* begin Data excerpts *

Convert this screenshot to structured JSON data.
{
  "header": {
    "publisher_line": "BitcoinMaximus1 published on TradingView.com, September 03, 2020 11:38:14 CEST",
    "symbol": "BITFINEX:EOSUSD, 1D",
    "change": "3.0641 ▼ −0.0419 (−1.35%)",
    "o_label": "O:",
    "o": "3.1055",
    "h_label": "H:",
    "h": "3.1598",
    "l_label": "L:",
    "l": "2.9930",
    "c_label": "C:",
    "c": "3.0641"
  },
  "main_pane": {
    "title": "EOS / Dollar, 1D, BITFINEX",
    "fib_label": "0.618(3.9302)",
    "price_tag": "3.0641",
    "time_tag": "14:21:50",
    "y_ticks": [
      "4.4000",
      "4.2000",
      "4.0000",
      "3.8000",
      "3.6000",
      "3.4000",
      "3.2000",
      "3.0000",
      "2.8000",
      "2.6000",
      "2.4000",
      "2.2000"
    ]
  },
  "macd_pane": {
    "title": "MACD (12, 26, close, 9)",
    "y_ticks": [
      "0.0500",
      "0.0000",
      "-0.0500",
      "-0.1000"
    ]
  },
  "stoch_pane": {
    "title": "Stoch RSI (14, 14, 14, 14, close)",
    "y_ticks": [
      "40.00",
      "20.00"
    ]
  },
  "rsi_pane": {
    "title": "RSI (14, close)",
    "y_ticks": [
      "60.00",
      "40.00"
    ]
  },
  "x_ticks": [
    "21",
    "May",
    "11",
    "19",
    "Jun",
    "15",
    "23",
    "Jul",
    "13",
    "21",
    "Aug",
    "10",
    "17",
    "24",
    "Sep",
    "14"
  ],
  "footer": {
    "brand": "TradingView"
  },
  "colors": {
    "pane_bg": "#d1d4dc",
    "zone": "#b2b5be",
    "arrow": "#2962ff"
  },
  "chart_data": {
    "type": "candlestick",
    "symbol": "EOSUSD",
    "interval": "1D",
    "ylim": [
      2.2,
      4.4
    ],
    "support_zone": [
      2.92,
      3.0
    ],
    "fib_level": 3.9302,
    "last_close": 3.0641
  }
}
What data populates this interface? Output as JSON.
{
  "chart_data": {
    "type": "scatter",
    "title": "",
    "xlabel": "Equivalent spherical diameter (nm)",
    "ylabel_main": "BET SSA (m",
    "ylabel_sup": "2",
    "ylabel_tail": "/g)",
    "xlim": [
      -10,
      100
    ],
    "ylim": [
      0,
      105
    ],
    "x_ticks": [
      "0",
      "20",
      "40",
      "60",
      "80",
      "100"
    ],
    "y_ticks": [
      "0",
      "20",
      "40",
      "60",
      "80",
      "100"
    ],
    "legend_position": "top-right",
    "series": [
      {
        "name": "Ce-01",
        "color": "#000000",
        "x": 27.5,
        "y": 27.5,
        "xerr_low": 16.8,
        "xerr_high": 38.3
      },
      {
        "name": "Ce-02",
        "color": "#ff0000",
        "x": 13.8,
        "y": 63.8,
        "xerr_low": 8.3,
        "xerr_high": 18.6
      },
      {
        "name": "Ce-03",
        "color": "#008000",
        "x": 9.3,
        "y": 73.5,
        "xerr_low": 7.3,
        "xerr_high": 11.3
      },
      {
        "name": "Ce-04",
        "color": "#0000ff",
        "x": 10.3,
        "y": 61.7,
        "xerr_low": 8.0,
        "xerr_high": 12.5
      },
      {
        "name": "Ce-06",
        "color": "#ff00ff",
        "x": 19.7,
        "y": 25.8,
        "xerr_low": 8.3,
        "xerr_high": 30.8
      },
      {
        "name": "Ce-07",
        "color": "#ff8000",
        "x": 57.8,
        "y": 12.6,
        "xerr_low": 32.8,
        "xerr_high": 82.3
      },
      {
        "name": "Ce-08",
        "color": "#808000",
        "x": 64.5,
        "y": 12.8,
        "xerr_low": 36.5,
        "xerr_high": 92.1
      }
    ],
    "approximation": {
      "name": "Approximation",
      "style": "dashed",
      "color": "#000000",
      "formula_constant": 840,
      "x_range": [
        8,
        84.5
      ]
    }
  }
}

* end Data excerpts *

● Directive: Transcribe all of the lines in the records precisely.

● Task output:
Convert this screenshot to structured JSON data.
{
  "header": {
    "publisher_line": "BitcoinMaximus1 published on TradingView.com, September 03, 2020 11:38:14 CEST",
    "symbol": "BITFINEX:EOSUSD, 1D",
    "change": "3.0641 ▼ −0.0419 (−1.35%)",
    "o_label": "O:",
    "o": "3.1055",
    "h_label": "H:",
    "h": "3.1598",
    "l_label": "L:",
    "l": "2.9930",
    "c_label": "C:",
    "c": "3.0641"
  },
  "main_pane": {
    "title": "EOS / Dollar, 1D, BITFINEX",
    "fib_label": "0.618(3.9302)",
    "price_tag": "3.0641",
    "time_tag": "14:21:50",
    "y_ticks": [
      "4.4000",
      "4.2000",
      "4.0000",
      "3.8000",
      "3.6000",
      "3.4000",
      "3.2000",
      "3.0000",
      "2.8000",
      "2.6000",
      "2.4000",
      "2.2000"
    ]
  },
  "macd_pane": {
    "title": "MACD (12, 26, close, 9)",
    "y_ticks": [
      "0.0500",
      "0.0000",
      "-0.0500",
      "-0.1000"
    ]
  },
  "stoch_pane": {
    "title": "Stoch RSI (14, 14, 14, 14, close)",
    "y_ticks": [
      "40.00",
      "20.00"
    ]
  },
  "rsi_pane": {
    "title": "RSI (14, close)",
    "y_ticks": [
      "60.00",
      "40.00"
    ]
  },
  "x_ticks": [
    "21",
    "May",
    "11",
    "19",
    "Jun",
    "15",
    "23",
    "Jul",
    "13",
    "21",
    "Aug",
    "10",
    "17",
    "24",
    "Sep",
    "14"
  ],
  "footer": {
    "brand": "TradingView"
  },
  "colors": {
    "pane_bg": "#d1d4dc",
    "zone": "#b2b5be",
    "arrow": "#2962ff"
  },
  "chart_data": {
    "type": "candlestick",
    "symbol": "EOSUSD",
    "interval": "1D",
    "ylim": [
      2.2,
      4.4
    ],
    "support_zone": [
      2.92,
      3.0
    ],
    "fib_level": 3.9302,
    "last_close": 3.0641
  }
}
What data populates this interface? Output as JSON.
{
  "chart_data": {
    "type": "scatter",
    "title": "",
    "xlabel": "Equivalent spherical diameter (nm)",
    "ylabel_main": "BET SSA (m",
    "ylabel_sup": "2",
    "ylabel_tail": "/g)",
    "xlim": [
      -10,
      100
    ],
    "ylim": [
      0,
      105
    ],
    "x_ticks": [
      "0",
      "20",
      "40",
      "60",
      "80",
      "100"
    ],
    "y_ticks": [
      "0",
      "20",
      "40",
      "60",
      "80",
      "100"
    ],
    "legend_position": "top-right",
    "series": [
      {
        "name": "Ce-01",
        "color": "#000000",
        "x": 27.5,
        "y": 27.5,
        "xerr_low": 16.8,
        "xerr_high": 38.3
      },
      {
        "name": "Ce-02",
        "color": "#ff0000",
        "x": 13.8,
        "y": 63.8,
        "xerr_low": 8.3,
        "xerr_high": 18.6
      },
      {
        "name": "Ce-03",
        "color": "#008000",
        "x": 9.3,
        "y": 73.5,
        "xerr_low": 7.3,
        "xerr_high": 11.3
      },
      {
        "name": "Ce-04",
        "color": "#0000ff",
        "x": 10.3,
        "y": 61.7,
        "xerr_low": 8.0,
        "xerr_high": 12.5
      },
      {
        "name": "Ce-06",
        "color": "#ff00ff",
        "x": 19.7,
        "y": 25.8,
        "xerr_low": 8.3,
        "xerr_high": 30.8
      },
      {
        "name": "Ce-07",
        "color": "#ff8000",
        "x": 57.8,
        "y": 12.6,
        "xerr_low": 32.8,
        "xerr_high": 82.3
      },
      {
        "name": "Ce-08",
        "color": "#808000",
        "x": 64.5,
        "y": 12.8,
        "xerr_low": 36.5,
        "xerr_high": 92.1
      }
    ],
    "approximation": {
      "name": "Approximation",
      "style": "dashed",
      "color": "#000000",
      "formula_constant": 840,
      "x_range": [
        8,
        84.5
      ]
    }
  }
}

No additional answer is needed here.